■ Aim of the exercise:
Copy each line that contains the word "Álvarez".

■ Data entries:
----

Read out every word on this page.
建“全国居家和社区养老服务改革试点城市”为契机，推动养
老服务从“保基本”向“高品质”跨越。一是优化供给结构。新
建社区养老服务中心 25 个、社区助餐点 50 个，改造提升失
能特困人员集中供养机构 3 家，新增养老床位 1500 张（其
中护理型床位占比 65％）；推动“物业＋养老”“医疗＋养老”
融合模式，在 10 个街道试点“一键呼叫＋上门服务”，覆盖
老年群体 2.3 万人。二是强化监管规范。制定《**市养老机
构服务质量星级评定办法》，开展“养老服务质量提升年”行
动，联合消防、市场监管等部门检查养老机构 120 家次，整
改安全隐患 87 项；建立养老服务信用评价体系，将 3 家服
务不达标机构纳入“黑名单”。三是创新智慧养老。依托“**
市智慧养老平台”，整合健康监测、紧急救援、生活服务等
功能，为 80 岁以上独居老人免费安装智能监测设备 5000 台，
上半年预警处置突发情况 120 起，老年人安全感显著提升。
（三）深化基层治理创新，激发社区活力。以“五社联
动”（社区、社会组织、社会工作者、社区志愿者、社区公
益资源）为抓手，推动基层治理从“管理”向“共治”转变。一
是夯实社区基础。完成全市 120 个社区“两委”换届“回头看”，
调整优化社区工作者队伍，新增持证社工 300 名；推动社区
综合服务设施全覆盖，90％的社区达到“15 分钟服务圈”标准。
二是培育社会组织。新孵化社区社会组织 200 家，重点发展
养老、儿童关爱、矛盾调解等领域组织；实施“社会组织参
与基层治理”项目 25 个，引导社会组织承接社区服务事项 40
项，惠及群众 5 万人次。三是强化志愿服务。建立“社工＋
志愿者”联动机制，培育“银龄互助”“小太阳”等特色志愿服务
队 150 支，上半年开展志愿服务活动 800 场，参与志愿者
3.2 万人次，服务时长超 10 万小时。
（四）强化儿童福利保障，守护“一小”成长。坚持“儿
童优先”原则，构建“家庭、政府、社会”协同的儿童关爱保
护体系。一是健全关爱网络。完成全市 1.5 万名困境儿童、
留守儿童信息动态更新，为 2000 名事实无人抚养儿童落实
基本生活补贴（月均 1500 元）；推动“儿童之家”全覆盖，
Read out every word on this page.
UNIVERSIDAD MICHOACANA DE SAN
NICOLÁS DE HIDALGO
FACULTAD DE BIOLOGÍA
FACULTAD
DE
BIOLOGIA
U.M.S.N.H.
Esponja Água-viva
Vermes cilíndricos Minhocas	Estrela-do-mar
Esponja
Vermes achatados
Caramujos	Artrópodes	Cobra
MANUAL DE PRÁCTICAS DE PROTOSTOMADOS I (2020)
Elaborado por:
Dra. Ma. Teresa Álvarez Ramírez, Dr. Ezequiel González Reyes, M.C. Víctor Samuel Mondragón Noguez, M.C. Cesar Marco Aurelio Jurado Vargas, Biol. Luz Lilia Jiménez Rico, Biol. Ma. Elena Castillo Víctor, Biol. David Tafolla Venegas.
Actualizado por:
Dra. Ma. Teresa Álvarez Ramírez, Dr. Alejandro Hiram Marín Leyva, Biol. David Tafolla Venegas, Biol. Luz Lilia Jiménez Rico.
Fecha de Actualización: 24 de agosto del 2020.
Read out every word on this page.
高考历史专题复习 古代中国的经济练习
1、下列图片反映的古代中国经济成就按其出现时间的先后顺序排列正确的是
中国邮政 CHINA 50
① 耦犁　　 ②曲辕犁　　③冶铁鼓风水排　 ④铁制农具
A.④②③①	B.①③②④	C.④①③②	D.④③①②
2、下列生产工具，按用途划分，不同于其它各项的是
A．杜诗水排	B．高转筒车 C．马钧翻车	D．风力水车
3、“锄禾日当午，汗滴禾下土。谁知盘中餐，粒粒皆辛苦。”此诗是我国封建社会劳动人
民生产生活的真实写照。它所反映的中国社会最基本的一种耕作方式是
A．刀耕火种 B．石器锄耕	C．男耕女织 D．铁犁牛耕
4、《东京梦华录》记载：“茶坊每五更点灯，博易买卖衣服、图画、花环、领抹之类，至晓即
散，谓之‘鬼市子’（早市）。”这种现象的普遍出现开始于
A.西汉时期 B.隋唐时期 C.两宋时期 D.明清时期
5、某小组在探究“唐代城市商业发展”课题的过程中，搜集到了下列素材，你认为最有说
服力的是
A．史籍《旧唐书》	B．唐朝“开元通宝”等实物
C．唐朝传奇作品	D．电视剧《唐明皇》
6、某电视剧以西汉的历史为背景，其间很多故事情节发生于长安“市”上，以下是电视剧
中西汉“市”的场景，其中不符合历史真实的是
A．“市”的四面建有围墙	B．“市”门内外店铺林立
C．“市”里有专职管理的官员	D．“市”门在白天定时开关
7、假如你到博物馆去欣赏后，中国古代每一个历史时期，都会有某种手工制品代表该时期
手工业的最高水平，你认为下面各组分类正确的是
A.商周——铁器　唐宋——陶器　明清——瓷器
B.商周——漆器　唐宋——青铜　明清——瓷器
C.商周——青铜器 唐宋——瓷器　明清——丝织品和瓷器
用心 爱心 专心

----

■ Written reply:
Dra. Ma. Teresa Álvarez Ramírez, Dr. Ezequiel González Reyes, M.C. Víctor Samuel Mondragón Noguez, M.C. Cesar Marco Aurelio Jurado Vargas, Biol. Luz Lilia Jiménez Rico, Biol. Ma. Elena Castillo Víctor, Biol. David Tafolla Venegas.
Dra. Ma. Teresa Álvarez Ramírez, Dr. Alejandro Hiram Marín Leyva, Biol. David Tafolla Venegas, Biol. Luz Lilia Jiménez Rico.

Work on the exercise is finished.